-------- DATA SHOWN --------

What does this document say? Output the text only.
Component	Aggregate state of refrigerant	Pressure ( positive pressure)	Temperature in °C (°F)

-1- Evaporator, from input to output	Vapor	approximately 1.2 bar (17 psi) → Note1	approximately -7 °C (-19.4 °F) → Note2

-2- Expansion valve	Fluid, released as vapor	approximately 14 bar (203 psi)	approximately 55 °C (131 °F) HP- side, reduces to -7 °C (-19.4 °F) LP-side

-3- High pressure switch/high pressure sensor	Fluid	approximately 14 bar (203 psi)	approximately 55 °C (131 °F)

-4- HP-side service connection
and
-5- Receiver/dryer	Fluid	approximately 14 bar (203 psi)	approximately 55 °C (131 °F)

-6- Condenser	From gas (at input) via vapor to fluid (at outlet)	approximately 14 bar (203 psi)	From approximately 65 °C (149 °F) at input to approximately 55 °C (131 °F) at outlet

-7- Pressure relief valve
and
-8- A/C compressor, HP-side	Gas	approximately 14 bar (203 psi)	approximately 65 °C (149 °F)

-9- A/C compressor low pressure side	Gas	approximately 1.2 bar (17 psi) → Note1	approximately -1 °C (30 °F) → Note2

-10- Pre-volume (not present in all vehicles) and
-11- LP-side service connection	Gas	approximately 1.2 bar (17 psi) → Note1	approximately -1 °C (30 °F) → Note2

--------

All of the material above needs to be retyped word for word.

◆ TASK ANSWER
What does this document say? Output the text only.
Component	Aggregate state of refrigerant	Pressure ( positive pressure)	Temperature in °C (°F)

-1- Evaporator, from input to output	Vapor	approximately 1.2 bar (17 psi) → Note1	approximately -7 °C (-19.4 °F) → Note2

-2- Expansion valve	Fluid, released as vapor	approximately 14 bar (203 psi)	approximately 55 °C (131 °F) HP- side, reduces to -7 °C (-19.4 °F) LP-side

-3- High pressure switch/high pressure sensor	Fluid	approximately 14 bar (203 psi)	approximately 55 °C (131 °F)

-4- HP-side service connection
and
-5- Receiver/dryer	Fluid	approximately 14 bar (203 psi)	approximately 55 °C (131 °F)

-6- Condenser	From gas (at input) via vapor to fluid (at outlet)	approximately 14 bar (203 psi)	From approximately 65 °C (149 °F) at input to approximately 55 °C (131 °F) at outlet

-7- Pressure relief valve
and
-8- A/C compressor, HP-side	Gas	approximately 14 bar (203 psi)	approximately 65 °C (149 °F)

-9- A/C compressor low pressure side	Gas	approximately 1.2 bar (17 psi) → Note1	approximately -1 °C (30 °F) → Note2

-10- Pre-volume (not present in all vehicles) and
-11- LP-side service connection	Gas	approximately 1.2 bar (17 psi) → Note1	approximately -1 °C (30 °F) → Note2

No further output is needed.